───── Supplied material

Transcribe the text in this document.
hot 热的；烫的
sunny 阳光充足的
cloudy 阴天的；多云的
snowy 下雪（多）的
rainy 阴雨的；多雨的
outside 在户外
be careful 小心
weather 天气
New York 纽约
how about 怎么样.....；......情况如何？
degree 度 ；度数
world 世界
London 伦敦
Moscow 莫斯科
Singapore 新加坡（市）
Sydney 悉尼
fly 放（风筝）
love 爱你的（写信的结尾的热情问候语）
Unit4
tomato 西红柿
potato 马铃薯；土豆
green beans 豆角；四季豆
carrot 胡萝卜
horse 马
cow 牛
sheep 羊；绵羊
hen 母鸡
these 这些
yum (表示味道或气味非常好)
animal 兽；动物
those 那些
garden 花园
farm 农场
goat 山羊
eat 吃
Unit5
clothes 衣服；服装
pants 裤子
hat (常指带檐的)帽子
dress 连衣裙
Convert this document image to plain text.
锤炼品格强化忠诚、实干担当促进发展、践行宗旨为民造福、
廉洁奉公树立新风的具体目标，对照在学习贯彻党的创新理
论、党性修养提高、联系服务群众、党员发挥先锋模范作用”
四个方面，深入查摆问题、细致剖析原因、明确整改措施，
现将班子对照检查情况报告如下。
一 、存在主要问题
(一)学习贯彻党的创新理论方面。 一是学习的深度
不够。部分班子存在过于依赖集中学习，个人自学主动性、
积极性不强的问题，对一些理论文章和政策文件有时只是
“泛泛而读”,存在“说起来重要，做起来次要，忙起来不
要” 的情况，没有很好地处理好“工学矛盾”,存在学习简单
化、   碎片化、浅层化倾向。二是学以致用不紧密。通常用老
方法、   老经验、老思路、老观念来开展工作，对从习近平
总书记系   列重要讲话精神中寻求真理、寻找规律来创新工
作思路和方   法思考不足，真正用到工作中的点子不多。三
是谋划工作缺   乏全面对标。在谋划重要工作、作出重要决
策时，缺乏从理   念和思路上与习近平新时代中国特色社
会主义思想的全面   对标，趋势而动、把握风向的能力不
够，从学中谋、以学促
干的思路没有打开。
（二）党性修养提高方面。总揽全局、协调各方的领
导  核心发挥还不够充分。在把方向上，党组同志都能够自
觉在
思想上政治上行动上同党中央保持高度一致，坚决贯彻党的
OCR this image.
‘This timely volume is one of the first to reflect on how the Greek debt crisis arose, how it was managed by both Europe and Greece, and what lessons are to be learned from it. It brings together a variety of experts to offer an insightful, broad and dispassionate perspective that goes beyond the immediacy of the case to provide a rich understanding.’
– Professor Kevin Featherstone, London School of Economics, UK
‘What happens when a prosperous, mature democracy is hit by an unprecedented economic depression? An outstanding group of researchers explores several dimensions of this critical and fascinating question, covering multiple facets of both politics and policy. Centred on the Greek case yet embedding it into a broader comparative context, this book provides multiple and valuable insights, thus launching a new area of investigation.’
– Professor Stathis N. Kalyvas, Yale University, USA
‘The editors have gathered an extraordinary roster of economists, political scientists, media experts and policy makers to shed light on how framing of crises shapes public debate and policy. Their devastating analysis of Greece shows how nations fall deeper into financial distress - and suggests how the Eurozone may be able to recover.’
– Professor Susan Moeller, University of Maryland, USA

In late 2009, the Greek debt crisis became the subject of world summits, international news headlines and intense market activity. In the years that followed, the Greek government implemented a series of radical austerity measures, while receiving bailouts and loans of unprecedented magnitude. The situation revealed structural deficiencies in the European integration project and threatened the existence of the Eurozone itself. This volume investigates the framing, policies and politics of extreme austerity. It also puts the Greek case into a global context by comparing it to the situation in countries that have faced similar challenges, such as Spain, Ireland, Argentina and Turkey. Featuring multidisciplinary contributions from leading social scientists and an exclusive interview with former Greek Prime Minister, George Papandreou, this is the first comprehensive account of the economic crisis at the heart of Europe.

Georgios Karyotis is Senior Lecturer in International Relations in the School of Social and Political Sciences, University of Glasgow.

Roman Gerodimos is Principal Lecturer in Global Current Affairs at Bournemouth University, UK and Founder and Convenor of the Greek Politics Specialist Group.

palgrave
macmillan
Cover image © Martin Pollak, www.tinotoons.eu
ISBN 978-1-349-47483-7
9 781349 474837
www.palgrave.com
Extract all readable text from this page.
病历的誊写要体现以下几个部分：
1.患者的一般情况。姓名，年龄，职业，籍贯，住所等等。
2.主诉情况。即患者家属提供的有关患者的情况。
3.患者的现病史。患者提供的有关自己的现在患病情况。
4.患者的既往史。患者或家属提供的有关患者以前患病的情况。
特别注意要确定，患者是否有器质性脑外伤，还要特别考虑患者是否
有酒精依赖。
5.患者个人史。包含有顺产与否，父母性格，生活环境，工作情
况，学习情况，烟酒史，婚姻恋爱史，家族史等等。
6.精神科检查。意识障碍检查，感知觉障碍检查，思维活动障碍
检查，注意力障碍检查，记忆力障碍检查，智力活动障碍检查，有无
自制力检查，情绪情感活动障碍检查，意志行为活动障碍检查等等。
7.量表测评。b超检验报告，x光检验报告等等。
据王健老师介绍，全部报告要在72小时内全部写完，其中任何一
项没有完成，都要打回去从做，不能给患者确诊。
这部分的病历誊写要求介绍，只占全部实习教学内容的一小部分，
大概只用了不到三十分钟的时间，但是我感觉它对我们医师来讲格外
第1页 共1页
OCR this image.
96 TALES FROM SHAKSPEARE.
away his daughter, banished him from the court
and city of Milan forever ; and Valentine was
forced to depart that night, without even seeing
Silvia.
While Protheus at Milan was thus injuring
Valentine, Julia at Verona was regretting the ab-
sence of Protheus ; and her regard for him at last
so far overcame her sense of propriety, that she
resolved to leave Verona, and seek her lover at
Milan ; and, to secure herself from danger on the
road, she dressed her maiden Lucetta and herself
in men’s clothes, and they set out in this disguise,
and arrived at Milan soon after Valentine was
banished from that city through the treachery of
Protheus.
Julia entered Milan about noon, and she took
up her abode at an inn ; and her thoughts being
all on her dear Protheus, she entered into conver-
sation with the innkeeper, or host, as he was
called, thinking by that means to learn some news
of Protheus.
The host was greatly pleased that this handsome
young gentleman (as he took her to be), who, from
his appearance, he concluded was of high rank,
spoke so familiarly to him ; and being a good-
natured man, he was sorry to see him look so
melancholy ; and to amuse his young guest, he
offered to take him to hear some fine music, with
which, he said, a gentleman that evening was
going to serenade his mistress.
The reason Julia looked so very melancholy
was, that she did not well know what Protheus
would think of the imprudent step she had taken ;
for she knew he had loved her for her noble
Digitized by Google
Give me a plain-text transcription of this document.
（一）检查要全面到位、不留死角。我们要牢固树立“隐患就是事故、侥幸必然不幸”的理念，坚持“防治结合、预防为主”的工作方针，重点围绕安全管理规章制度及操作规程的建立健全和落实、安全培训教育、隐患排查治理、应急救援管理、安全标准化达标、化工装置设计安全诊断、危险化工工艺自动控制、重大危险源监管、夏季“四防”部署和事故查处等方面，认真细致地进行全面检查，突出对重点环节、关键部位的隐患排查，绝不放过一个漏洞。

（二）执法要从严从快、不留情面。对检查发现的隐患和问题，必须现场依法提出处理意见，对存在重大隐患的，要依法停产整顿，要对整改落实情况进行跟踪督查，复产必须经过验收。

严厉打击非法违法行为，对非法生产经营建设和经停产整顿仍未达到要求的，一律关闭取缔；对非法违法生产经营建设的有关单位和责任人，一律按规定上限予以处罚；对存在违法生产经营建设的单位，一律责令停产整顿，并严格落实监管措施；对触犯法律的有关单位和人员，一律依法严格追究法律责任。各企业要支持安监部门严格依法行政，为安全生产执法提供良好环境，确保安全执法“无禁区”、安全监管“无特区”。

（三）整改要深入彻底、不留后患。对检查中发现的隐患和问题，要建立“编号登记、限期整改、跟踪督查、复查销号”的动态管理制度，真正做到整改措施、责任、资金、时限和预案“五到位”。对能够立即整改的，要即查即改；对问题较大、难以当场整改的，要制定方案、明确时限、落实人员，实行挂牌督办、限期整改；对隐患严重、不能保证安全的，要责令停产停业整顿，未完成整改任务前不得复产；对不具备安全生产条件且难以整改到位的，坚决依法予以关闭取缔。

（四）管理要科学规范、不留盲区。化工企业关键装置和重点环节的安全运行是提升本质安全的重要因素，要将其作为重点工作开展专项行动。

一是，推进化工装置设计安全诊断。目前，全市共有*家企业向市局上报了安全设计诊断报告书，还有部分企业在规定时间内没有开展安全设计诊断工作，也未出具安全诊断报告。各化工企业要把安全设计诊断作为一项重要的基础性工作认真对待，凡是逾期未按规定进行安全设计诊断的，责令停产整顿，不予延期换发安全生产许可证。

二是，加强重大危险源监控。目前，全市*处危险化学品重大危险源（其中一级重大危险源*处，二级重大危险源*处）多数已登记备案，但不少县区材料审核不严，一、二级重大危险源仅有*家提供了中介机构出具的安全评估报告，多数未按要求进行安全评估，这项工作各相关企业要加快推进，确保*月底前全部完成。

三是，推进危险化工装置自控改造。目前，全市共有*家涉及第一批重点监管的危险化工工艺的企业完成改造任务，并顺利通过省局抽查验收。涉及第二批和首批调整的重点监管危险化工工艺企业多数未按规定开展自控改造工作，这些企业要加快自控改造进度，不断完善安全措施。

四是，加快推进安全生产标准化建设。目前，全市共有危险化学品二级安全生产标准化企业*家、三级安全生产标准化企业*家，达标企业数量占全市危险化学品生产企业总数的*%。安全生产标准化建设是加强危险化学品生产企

──────────

What you are asked to do -> Search the entries for "London" and copy out each line that has it.

Answer to this problem ->
London 伦敦
– Professor Kevin Featherstone, London School of Economics, UK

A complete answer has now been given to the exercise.